(Data records)
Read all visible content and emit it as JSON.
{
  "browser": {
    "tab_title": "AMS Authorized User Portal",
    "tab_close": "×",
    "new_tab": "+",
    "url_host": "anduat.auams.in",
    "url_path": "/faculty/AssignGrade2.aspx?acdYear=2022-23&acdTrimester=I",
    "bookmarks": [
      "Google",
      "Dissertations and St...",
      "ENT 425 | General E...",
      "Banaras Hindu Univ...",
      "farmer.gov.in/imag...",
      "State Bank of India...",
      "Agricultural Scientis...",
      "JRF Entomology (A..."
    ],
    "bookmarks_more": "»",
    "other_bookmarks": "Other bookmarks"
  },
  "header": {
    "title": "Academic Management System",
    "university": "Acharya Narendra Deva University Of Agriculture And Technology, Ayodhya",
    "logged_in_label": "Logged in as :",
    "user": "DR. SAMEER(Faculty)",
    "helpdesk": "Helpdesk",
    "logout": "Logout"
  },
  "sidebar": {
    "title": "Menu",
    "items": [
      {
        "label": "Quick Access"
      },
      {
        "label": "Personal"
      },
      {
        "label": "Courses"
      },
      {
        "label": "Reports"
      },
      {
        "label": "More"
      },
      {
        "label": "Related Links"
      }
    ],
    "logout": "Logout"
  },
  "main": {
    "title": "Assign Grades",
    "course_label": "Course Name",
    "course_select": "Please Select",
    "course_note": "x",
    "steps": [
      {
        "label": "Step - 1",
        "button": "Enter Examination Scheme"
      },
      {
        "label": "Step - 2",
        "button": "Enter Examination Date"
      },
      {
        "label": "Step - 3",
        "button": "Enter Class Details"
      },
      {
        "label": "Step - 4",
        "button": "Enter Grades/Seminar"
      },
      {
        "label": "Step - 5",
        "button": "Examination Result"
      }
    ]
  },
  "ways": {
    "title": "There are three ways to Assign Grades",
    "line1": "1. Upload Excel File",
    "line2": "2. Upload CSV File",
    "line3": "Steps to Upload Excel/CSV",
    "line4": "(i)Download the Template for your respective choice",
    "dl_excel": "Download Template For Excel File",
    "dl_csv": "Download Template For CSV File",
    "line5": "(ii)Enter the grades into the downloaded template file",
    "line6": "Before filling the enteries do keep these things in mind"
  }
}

* _Exercise aim_
Take each line containing the string "Upload" and copy it out.

* _Response_
    "line1": "1. Upload Excel File",
    "line2": "2. Upload CSV File",
    "line3": "Steps to Upload Excel/CSV",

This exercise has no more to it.